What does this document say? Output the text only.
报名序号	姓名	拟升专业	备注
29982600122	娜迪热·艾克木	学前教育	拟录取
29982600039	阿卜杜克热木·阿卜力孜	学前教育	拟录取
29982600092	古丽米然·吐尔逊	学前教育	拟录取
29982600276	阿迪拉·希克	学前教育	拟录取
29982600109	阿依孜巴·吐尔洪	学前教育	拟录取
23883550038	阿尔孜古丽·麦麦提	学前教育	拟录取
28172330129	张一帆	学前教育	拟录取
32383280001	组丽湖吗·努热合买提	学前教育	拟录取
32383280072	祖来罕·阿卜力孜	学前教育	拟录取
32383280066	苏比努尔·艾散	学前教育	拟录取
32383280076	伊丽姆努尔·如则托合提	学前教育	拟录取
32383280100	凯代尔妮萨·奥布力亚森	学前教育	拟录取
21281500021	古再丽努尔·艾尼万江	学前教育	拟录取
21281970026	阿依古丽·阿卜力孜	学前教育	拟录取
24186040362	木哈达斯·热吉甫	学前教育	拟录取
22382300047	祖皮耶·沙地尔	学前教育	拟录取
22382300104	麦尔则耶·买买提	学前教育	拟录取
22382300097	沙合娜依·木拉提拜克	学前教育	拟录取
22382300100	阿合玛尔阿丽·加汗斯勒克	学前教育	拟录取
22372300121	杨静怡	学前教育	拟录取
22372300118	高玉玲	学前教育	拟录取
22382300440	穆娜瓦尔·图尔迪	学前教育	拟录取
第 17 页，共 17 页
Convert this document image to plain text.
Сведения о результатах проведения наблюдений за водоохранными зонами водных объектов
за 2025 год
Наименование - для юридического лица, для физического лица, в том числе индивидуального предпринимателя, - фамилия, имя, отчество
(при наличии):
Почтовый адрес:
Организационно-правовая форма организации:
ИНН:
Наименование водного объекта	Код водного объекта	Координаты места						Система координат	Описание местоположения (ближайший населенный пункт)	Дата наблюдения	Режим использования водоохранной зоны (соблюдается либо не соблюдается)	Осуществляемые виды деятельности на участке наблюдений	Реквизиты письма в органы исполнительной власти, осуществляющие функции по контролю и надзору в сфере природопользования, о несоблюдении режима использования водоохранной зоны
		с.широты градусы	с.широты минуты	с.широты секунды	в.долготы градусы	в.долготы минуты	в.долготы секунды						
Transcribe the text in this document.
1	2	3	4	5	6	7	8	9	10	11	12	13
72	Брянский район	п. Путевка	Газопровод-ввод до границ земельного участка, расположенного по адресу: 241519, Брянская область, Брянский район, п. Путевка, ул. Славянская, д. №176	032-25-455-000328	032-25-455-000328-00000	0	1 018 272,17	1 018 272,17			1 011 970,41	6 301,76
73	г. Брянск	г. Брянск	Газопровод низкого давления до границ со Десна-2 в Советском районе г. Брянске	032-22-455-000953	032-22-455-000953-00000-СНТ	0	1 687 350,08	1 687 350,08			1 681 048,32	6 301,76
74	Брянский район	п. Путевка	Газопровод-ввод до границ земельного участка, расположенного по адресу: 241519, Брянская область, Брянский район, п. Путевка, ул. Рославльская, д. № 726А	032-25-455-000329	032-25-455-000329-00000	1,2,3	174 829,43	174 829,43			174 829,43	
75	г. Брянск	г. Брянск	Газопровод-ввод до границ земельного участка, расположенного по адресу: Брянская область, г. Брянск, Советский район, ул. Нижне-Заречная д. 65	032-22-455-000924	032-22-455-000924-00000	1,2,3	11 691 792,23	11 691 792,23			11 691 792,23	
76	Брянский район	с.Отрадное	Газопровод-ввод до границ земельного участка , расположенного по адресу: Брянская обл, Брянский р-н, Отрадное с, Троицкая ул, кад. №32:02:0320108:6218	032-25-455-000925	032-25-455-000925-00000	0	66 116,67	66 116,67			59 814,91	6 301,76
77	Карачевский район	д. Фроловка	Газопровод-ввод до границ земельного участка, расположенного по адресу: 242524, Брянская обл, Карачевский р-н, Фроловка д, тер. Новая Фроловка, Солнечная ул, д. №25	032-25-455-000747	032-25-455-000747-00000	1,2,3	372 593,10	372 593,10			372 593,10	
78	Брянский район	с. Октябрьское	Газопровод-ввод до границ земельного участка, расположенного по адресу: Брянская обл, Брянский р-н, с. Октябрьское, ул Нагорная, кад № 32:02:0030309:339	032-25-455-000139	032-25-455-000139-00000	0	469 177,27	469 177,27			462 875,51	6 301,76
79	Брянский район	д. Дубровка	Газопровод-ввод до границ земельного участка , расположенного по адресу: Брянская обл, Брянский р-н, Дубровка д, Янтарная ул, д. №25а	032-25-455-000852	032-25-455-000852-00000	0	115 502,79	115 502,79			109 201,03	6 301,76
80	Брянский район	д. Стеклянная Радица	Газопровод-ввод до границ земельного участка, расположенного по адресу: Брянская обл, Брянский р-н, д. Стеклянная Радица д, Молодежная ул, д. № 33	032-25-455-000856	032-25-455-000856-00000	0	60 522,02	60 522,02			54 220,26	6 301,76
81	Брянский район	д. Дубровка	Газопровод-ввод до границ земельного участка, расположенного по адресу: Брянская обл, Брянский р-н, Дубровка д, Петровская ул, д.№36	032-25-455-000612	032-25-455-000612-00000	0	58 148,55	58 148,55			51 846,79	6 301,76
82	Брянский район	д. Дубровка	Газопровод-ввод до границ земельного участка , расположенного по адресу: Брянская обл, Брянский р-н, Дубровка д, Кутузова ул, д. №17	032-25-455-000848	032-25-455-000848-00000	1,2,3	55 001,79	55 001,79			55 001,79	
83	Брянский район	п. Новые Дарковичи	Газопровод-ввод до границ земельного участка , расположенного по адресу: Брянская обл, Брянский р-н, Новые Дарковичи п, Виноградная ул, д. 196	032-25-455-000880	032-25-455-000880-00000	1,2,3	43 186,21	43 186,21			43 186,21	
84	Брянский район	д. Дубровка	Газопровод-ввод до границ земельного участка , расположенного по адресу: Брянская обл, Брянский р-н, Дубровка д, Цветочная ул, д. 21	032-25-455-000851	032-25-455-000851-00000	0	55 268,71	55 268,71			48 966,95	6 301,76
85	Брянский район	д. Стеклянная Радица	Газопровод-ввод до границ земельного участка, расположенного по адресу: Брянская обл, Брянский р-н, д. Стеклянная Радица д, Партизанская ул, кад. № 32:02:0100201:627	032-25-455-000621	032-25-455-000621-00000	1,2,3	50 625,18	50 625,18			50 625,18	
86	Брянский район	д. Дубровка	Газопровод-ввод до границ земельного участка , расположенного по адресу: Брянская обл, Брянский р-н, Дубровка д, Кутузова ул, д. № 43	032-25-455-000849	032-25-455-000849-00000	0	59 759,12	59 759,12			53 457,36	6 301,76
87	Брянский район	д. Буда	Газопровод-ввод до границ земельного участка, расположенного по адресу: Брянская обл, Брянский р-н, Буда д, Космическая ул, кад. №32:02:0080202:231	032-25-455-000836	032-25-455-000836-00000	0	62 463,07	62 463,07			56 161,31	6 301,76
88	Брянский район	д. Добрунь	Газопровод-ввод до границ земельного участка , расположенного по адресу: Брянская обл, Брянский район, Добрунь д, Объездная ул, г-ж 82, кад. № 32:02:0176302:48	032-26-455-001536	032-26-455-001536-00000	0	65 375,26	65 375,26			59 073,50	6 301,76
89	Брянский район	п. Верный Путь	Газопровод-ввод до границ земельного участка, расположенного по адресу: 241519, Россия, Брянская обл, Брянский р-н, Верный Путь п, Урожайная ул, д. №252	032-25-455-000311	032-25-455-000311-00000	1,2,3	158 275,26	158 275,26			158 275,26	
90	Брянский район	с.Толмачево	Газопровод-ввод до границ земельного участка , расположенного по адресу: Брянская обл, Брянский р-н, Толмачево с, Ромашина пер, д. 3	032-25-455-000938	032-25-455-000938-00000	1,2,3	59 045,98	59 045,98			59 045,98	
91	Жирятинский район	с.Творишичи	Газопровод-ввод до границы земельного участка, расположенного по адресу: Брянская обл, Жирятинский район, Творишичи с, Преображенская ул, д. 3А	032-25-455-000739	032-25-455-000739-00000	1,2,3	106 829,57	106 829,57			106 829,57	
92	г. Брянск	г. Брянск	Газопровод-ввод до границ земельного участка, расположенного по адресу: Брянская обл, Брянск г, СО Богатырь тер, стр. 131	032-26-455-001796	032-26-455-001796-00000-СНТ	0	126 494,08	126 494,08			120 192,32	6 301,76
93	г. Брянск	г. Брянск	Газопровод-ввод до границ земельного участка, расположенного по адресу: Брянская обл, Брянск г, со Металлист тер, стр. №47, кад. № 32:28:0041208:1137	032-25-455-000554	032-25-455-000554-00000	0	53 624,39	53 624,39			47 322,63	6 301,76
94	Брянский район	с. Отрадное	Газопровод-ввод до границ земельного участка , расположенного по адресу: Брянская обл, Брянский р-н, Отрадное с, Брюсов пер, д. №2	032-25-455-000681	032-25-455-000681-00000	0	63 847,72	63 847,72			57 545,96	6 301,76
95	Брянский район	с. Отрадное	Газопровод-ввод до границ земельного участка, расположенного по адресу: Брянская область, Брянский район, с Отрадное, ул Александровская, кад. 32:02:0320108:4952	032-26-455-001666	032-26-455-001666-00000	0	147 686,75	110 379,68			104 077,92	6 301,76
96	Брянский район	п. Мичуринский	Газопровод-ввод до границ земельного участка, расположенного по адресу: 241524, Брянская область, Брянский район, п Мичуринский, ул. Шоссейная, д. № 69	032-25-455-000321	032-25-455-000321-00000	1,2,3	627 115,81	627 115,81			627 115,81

Given instruction: From the entries above, copy every line where the word "阿卜力孜" shows up.

Final answer:
29982600039	阿卜杜克热木·阿卜力孜	学前教育	拟录取
32383280072	祖来罕·阿卜力孜	学前教育	拟录取
21281970026	阿依古丽·阿卜力孜	学前教育	拟录取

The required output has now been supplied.